[START OF The input]

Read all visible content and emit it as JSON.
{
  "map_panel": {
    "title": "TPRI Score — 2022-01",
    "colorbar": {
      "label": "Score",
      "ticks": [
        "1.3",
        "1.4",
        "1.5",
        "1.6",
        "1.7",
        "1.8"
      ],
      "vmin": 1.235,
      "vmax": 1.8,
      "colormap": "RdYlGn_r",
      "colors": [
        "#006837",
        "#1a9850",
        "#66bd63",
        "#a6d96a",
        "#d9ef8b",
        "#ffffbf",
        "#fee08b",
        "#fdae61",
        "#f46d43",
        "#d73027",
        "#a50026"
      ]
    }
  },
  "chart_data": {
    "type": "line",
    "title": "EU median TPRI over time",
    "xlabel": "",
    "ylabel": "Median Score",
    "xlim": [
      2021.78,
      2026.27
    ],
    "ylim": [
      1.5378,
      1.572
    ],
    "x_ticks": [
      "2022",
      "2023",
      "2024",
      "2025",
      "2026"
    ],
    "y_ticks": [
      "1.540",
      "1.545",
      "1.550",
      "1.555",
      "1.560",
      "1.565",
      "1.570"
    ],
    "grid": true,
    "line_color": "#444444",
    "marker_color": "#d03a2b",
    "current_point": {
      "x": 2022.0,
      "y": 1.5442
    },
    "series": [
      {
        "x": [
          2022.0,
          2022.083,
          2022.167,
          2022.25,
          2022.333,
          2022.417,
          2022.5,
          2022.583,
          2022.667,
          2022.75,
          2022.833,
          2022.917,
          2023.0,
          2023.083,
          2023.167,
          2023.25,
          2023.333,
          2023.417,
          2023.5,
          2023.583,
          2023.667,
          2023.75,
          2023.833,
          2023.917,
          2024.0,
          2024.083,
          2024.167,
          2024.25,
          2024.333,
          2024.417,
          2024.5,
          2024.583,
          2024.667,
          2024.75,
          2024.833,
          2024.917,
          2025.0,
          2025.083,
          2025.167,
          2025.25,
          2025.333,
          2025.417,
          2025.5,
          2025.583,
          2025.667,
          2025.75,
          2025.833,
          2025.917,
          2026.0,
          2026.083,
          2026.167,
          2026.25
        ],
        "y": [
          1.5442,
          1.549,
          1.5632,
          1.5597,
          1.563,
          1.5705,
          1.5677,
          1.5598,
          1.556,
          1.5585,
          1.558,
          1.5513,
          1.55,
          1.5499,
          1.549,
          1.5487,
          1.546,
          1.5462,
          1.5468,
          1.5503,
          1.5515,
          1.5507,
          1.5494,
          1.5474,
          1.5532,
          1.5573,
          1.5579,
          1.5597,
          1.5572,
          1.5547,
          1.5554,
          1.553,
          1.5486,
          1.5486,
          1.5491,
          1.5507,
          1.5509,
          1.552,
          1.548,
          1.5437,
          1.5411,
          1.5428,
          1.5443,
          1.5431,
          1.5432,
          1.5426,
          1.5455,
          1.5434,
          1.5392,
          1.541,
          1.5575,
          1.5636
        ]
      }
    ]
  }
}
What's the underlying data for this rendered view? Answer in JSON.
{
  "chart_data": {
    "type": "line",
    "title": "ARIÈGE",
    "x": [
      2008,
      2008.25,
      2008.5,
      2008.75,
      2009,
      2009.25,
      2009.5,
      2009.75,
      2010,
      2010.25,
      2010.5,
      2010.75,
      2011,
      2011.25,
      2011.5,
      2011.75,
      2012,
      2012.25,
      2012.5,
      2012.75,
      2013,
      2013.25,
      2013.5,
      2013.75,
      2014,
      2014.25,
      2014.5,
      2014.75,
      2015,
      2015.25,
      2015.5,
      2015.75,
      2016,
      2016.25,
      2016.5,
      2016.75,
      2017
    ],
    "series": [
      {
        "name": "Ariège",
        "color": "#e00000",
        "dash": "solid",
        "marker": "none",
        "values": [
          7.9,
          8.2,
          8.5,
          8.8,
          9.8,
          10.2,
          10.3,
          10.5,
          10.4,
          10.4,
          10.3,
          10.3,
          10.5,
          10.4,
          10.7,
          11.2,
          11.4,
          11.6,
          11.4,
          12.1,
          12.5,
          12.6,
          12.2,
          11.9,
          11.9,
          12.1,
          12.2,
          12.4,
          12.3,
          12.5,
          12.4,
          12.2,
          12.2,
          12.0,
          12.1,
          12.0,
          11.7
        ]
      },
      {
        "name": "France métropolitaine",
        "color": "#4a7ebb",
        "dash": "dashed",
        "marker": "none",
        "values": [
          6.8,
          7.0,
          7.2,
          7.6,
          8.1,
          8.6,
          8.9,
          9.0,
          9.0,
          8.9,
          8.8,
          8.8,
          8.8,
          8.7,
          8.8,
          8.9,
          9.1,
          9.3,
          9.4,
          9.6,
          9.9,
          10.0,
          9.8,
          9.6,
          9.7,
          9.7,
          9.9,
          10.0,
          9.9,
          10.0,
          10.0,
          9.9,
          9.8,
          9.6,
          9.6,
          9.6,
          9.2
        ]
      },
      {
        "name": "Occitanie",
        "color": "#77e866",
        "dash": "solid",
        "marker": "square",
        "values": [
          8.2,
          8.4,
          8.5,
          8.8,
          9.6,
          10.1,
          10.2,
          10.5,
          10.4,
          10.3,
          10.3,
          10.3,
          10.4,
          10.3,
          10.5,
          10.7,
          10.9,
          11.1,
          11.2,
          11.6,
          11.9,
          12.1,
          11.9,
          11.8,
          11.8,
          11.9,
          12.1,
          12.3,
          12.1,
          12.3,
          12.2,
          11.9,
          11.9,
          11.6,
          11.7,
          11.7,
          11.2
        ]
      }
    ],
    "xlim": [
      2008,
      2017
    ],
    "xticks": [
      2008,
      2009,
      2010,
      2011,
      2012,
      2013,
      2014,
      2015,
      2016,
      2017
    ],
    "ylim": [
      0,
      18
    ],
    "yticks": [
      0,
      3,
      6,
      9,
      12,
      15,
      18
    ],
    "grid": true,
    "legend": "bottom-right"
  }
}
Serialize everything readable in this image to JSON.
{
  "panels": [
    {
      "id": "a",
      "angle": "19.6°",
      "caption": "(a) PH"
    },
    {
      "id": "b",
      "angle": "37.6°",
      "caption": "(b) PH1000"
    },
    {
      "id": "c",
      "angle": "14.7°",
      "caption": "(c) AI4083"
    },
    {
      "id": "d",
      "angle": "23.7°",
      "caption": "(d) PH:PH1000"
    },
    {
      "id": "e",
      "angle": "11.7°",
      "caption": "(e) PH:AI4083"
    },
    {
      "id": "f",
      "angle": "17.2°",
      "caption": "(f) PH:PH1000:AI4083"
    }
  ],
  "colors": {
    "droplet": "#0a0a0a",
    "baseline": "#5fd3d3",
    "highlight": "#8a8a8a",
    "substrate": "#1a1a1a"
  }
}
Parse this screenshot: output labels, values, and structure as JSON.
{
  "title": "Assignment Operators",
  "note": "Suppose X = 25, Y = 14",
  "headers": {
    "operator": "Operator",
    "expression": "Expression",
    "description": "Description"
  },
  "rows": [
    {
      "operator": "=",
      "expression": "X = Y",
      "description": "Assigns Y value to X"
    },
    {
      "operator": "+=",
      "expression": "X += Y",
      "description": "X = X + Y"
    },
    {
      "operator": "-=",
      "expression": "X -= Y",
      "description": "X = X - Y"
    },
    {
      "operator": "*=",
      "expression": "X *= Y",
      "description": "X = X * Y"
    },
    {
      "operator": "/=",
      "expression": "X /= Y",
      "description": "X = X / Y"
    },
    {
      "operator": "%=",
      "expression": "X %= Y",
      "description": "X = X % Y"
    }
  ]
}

[END OF The input]

* Work to be completed: Look for the word "JSON" in every line of the listing and copy the lines that have it.

* Problem solution:
Read all visible content and emit it as JSON.
What's the underlying data for this rendered view? Answer in JSON.
Serialize everything readable in this image to JSON.
Parse this screenshot: output labels, values, and structure as JSON.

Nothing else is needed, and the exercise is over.